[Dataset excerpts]
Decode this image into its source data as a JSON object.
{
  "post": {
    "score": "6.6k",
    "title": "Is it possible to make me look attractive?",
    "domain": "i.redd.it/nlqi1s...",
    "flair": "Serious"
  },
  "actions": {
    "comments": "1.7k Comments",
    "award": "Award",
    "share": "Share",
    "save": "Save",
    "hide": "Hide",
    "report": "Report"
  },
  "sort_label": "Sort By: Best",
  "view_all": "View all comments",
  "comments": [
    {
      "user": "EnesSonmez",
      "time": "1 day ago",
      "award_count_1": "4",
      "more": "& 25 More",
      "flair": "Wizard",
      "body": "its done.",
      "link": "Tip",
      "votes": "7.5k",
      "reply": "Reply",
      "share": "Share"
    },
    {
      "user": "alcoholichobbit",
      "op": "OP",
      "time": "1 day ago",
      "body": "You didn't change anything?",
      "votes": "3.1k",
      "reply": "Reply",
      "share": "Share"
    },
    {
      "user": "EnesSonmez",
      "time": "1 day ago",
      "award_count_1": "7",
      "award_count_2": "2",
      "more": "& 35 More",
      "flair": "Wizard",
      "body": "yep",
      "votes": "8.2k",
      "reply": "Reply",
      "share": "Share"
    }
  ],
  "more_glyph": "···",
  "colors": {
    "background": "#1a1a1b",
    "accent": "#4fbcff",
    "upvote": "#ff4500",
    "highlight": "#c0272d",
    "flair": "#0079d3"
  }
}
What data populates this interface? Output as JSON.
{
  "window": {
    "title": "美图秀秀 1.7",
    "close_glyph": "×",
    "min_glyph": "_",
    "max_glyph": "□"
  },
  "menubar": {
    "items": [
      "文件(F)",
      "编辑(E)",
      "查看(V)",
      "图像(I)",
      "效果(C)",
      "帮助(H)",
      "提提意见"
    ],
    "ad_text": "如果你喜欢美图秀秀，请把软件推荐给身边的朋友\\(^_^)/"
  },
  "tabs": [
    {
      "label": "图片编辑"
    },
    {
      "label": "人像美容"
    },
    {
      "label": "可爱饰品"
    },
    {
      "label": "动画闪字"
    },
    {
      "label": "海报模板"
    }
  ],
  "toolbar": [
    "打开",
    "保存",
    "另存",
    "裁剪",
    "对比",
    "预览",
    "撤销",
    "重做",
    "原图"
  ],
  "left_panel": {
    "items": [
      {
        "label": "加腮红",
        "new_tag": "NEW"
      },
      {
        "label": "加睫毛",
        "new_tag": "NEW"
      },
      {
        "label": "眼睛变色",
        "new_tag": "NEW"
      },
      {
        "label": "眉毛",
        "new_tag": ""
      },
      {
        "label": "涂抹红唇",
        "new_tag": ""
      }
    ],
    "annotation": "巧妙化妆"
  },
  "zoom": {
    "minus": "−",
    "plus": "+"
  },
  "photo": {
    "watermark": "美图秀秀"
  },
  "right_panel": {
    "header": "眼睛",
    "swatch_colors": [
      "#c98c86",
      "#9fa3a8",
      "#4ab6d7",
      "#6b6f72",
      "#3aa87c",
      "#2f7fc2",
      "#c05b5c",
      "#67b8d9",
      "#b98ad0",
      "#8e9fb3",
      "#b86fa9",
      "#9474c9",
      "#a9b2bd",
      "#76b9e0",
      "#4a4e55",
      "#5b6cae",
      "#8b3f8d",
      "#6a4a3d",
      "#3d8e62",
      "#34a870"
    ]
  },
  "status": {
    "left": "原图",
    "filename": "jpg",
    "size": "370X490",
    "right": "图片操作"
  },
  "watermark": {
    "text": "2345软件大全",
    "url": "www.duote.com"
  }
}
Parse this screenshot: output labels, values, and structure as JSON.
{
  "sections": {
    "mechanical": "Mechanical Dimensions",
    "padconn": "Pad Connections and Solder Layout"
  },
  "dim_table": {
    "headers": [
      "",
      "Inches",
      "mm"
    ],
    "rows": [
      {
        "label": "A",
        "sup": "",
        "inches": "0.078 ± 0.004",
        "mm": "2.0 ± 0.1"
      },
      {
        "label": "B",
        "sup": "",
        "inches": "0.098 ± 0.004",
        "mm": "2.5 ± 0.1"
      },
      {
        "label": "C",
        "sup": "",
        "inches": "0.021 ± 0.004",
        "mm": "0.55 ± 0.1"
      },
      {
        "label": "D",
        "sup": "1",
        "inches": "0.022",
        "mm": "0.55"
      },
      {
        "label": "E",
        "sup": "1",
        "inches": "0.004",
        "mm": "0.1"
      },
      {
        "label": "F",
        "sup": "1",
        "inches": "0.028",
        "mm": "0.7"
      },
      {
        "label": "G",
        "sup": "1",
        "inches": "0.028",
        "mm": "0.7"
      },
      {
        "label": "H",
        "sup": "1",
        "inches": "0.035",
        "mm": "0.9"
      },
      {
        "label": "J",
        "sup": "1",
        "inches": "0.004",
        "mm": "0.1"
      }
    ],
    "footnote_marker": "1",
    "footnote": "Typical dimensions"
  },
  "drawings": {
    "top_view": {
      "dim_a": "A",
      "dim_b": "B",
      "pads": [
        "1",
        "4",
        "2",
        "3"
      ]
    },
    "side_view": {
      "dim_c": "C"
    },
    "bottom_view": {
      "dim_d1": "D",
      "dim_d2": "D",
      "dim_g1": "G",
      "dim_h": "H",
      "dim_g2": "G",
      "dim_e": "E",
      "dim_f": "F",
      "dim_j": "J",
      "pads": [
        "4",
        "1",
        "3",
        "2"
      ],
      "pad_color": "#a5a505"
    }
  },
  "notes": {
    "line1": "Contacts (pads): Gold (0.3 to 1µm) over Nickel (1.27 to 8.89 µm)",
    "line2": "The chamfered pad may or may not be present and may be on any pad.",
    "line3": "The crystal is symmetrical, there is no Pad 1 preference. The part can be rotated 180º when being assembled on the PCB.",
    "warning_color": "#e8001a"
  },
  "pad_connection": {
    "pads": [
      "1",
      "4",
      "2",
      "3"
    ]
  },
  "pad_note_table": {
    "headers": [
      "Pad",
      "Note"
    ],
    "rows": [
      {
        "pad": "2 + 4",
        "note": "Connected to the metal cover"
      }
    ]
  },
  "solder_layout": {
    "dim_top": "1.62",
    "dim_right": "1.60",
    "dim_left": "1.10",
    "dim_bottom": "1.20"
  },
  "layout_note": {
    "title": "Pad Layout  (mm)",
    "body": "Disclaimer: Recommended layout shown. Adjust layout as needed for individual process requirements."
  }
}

TO DO:
Gather from the data above every line with the string "pads".

THE RESULT:
      "pads": [
      "pads": [
    "line1": "Contacts (pads): Gold (0.3 to 1µm) over Nickel (1.27 to 8.89 µm)",
    "pads": [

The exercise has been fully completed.